_YOUR INSTRUCTIONS_
Write out each entry, exactly the way it appears.

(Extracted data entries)

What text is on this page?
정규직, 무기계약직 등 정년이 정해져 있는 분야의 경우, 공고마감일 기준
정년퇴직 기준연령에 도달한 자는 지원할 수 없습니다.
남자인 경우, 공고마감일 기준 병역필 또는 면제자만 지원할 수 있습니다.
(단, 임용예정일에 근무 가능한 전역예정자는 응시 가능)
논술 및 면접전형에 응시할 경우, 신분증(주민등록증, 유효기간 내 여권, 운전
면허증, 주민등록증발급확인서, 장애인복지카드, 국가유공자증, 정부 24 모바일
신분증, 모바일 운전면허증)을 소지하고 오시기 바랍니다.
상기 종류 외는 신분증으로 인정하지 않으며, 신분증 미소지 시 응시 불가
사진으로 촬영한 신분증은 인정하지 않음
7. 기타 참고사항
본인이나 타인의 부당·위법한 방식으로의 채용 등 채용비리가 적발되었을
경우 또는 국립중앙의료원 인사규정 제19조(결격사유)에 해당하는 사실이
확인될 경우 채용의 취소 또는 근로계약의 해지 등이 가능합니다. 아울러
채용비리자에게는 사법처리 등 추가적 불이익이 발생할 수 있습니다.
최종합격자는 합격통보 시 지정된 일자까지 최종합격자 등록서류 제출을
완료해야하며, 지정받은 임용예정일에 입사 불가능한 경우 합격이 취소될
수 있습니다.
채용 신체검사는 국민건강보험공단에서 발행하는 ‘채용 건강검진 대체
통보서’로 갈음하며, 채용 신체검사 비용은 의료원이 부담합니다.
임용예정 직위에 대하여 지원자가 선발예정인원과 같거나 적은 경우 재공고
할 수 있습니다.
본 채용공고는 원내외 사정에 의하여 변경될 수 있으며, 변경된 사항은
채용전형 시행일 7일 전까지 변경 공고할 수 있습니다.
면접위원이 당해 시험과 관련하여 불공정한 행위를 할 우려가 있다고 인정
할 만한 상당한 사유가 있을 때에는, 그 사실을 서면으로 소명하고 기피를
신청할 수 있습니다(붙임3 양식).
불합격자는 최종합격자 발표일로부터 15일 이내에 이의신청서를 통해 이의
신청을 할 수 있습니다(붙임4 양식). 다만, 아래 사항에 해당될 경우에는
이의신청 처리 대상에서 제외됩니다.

_FULL SOLUTION_
What text is on this page?
정규직, 무기계약직 등 정년이 정해져 있는 분야의 경우, 공고마감일 기준
정년퇴직 기준연령에 도달한 자는 지원할 수 없습니다.
남자인 경우, 공고마감일 기준 병역필 또는 면제자만 지원할 수 있습니다.
(단, 임용예정일에 근무 가능한 전역예정자는 응시 가능)
논술 및 면접전형에 응시할 경우, 신분증(주민등록증, 유효기간 내 여권, 운전
면허증, 주민등록증발급확인서, 장애인복지카드, 국가유공자증, 정부 24 모바일
신분증, 모바일 운전면허증)을 소지하고 오시기 바랍니다.
상기 종류 외는 신분증으로 인정하지 않으며, 신분증 미소지 시 응시 불가
사진으로 촬영한 신분증은 인정하지 않음
7. 기타 참고사항
본인이나 타인의 부당·위법한 방식으로의 채용 등 채용비리가 적발되었을
경우 또는 국립중앙의료원 인사규정 제19조(결격사유)에 해당하는 사실이
확인될 경우 채용의 취소 또는 근로계약의 해지 등이 가능합니다. 아울러
채용비리자에게는 사법처리 등 추가적 불이익이 발생할 수 있습니다.
최종합격자는 합격통보 시 지정된 일자까지 최종합격자 등록서류 제출을
완료해야하며, 지정받은 임용예정일에 입사 불가능한 경우 합격이 취소될
수 있습니다.
채용 신체검사는 국민건강보험공단에서 발행하는 ‘채용 건강검진 대체
통보서’로 갈음하며, 채용 신체검사 비용은 의료원이 부담합니다.
임용예정 직위에 대하여 지원자가 선발예정인원과 같거나 적은 경우 재공고
할 수 있습니다.
본 채용공고는 원내외 사정에 의하여 변경될 수 있으며, 변경된 사항은
채용전형 시행일 7일 전까지 변경 공고할 수 있습니다.
면접위원이 당해 시험과 관련하여 불공정한 행위를 할 우려가 있다고 인정
할 만한 상당한 사유가 있을 때에는, 그 사실을 서면으로 소명하고 기피를
신청할 수 있습니다(붙임3 양식).
불합격자는 최종합격자 발표일로부터 15일 이내에 이의신청서를 통해 이의
신청을 할 수 있습니다(붙임4 양식). 다만, 아래 사항에 해당될 경우에는
이의신청 처리 대상에서 제외됩니다.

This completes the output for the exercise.